* Job
Will you output all of the data below exactly, omitting the images?

(Figure record extracts)
--- START ---

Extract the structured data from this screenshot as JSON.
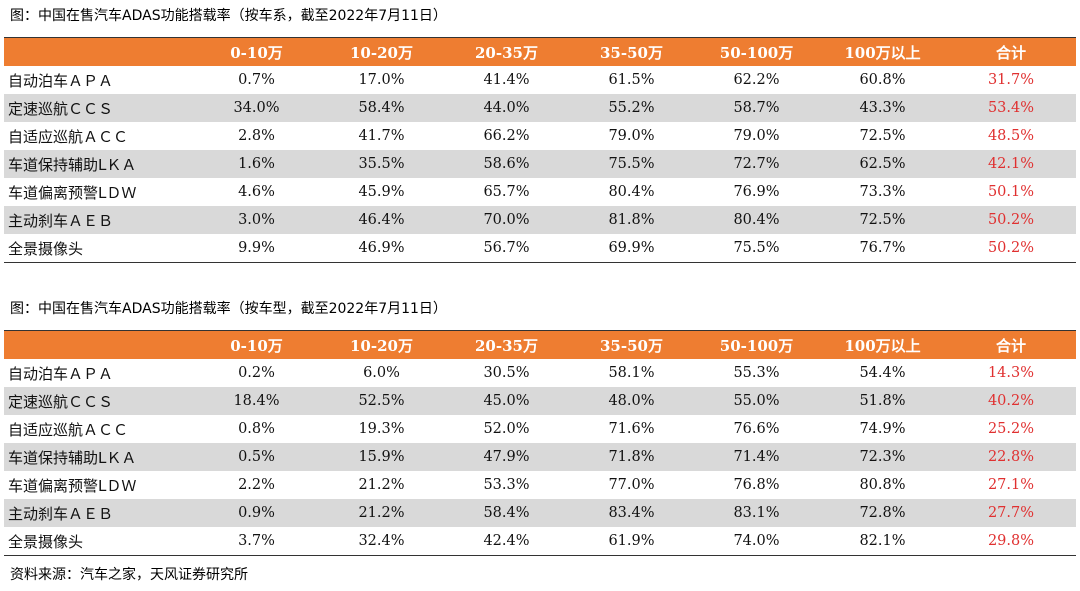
{
  "table1": {
    "caption": "图：中国在售汽车ADAS功能搭载率（按车系，截至2022年7月11日）",
    "headers": [
      "",
      "0-10万",
      "10-20万",
      "20-35万",
      "35-50万",
      "50-100万",
      "100万以上",
      "合计"
    ],
    "rows": [
      [
        "自动泊车ＡＰＡ",
        "0.7%",
        "17.0%",
        "41.4%",
        "61.5%",
        "62.2%",
        "60.8%",
        "31.7%"
      ],
      [
        "定速巡航ＣＣＳ",
        "34.0%",
        "58.4%",
        "44.0%",
        "55.2%",
        "58.7%",
        "43.3%",
        "53.4%"
      ],
      [
        "自适应巡航ＡＣＣ",
        "2.8%",
        "41.7%",
        "66.2%",
        "79.0%",
        "79.0%",
        "72.5%",
        "48.5%"
      ],
      [
        "车道保持辅助LＫＡ",
        "1.6%",
        "35.5%",
        "58.6%",
        "75.5%",
        "72.7%",
        "62.5%",
        "42.1%"
      ],
      [
        "车道偏离预警LＤＷ",
        "4.6%",
        "45.9%",
        "65.7%",
        "80.4%",
        "76.9%",
        "73.3%",
        "50.1%"
      ],
      [
        "主动刹车ＡＥＢ",
        "3.0%",
        "46.4%",
        "70.0%",
        "81.8%",
        "80.4%",
        "72.5%",
        "50.2%"
      ],
      [
        "全景摄像头",
        "9.9%",
        "46.9%",
        "56.7%",
        "69.9%",
        "75.5%",
        "76.7%",
        "50.2%"
      ]
    ]
  },
  "table2": {
    "caption": "图：中国在售汽车ADAS功能搭载率（按车型，截至2022年7月11日）",
    "headers": [
      "",
      "0-10万",
      "10-20万",
      "20-35万",
      "35-50万",
      "50-100万",
      "100万以上",
      "合计"
    ],
    "rows": [
      [
        "自动泊车ＡＰＡ",
        "0.2%",
        "6.0%",
        "30.5%",
        "58.1%",
        "55.3%",
        "54.4%",
        "14.3%"
      ],
      [
        "定速巡航ＣＣＳ",
        "18.4%",
        "52.5%",
        "45.0%",
        "48.0%",
        "55.0%",
        "51.8%",
        "40.2%"
      ],
      [
        "自适应巡航ＡＣＣ",
        "0.8%",
        "19.3%",
        "52.0%",
        "71.6%",
        "76.6%",
        "74.9%",
        "25.2%"
      ],
      [
        "车道保持辅助LＫＡ",
        "0.5%",
        "15.9%",
        "47.9%",
        "71.8%",
        "71.4%",
        "72.3%",
        "22.8%"
      ],
      [
        "车道偏离预警LＤＷ",
        "2.2%",
        "21.2%",
        "53.3%",
        "77.0%",
        "76.8%",
        "80.8%",
        "27.1%"
      ],
      [
        "主动刹车ＡＥＢ",
        "0.9%",
        "21.2%",
        "58.4%",
        "83.4%",
        "83.1%",
        "72.8%",
        "27.7%"
      ],
      [
        "全景摄像头",
        "3.7%",
        "32.4%",
        "42.4%",
        "61.9%",
        "74.0%",
        "82.1%",
        "29.8%"
      ]
    ]
  },
  "source": "资料来源：汽车之家，天风证券研究所",
  "colors": {
    "header_bg": "#ee7d31",
    "header_text": "#ffffff",
    "alt_row_bg": "#d9d9d9",
    "total_text": "#e03030"
  }
}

--- END ---

* The completed task
Extract the structured data from this screenshot as JSON.
{
  "table1": {
    "caption": "图：中国在售汽车ADAS功能搭载率（按车系，截至2022年7月11日）",
    "headers": [
      "",
      "0-10万",
      "10-20万",
      "20-35万",
      "35-50万",
      "50-100万",
      "100万以上",
      "合计"
    ],
    "rows": [
      [
        "自动泊车ＡＰＡ",
        "0.7%",
        "17.0%",
        "41.4%",
        "61.5%",
        "62.2%",
        "60.8%",
        "31.7%"
      ],
      [
        "定速巡航ＣＣＳ",
        "34.0%",
        "58.4%",
        "44.0%",
        "55.2%",
        "58.7%",
        "43.3%",
        "53.4%"
      ],
      [
        "自适应巡航ＡＣＣ",
        "2.8%",
        "41.7%",
        "66.2%",
        "79.0%",
        "79.0%",
        "72.5%",
        "48.5%"
      ],
      [
        "车道保持辅助LＫＡ",
        "1.6%",
        "35.5%",
        "58.6%",
        "75.5%",
        "72.7%",
        "62.5%",
        "42.1%"
      ],
      [
        "车道偏离预警LＤＷ",
        "4.6%",
        "45.9%",
        "65.7%",
        "80.4%",
        "76.9%",
        "73.3%",
        "50.1%"
      ],
      [
        "主动刹车ＡＥＢ",
        "3.0%",
        "46.4%",
        "70.0%",
        "81.8%",
        "80.4%",
        "72.5%",
        "50.2%"
      ],
      [
        "全景摄像头",
        "9.9%",
        "46.9%",
        "56.7%",
        "69.9%",
        "75.5%",
        "76.7%",
        "50.2%"
      ]
    ]
  },
  "table2": {
    "caption": "图：中国在售汽车ADAS功能搭载率（按车型，截至2022年7月11日）",
    "headers": [
      "",
      "0-10万",
      "10-20万",
      "20-35万",
      "35-50万",
      "50-100万",
      "100万以上",
      "合计"
    ],
    "rows": [
      [
        "自动泊车ＡＰＡ",
        "0.2%",
        "6.0%",
        "30.5%",
        "58.1%",
        "55.3%",
        "54.4%",
        "14.3%"
      ],
      [
        "定速巡航ＣＣＳ",
        "18.4%",
        "52.5%",
        "45.0%",
        "48.0%",
        "55.0%",
        "51.8%",
        "40.2%"
      ],
      [
        "自适应巡航ＡＣＣ",
        "0.8%",
        "19.3%",
        "52.0%",
        "71.6%",
        "76.6%",
        "74.9%",
        "25.2%"
      ],
      [
        "车道保持辅助LＫＡ",
        "0.5%",
        "15.9%",
        "47.9%",
        "71.8%",
        "71.4%",
        "72.3%",
        "22.8%"
      ],
      [
        "车道偏离预警LＤＷ",
        "2.2%",
        "21.2%",
        "53.3%",
        "77.0%",
        "76.8%",
        "80.8%",
        "27.1%"
      ],
      [
        "主动刹车ＡＥＢ",
        "0.9%",
        "21.2%",
        "58.4%",
        "83.4%",
        "83.1%",
        "72.8%",
        "27.7%"
      ],
      [
        "全景摄像头",
        "3.7%",
        "32.4%",
        "42.4%",
        "61.9%",
        "74.0%",
        "82.1%",
        "29.8%"
      ]
    ]
  },
  "source": "资料来源：汽车之家，天风证券研究所",
  "colors": {
    "header_bg": "#ee7d31",
    "header_text": "#ffffff",
    "alt_row_bg": "#d9d9d9",
    "total_text": "#e03030"
  }
}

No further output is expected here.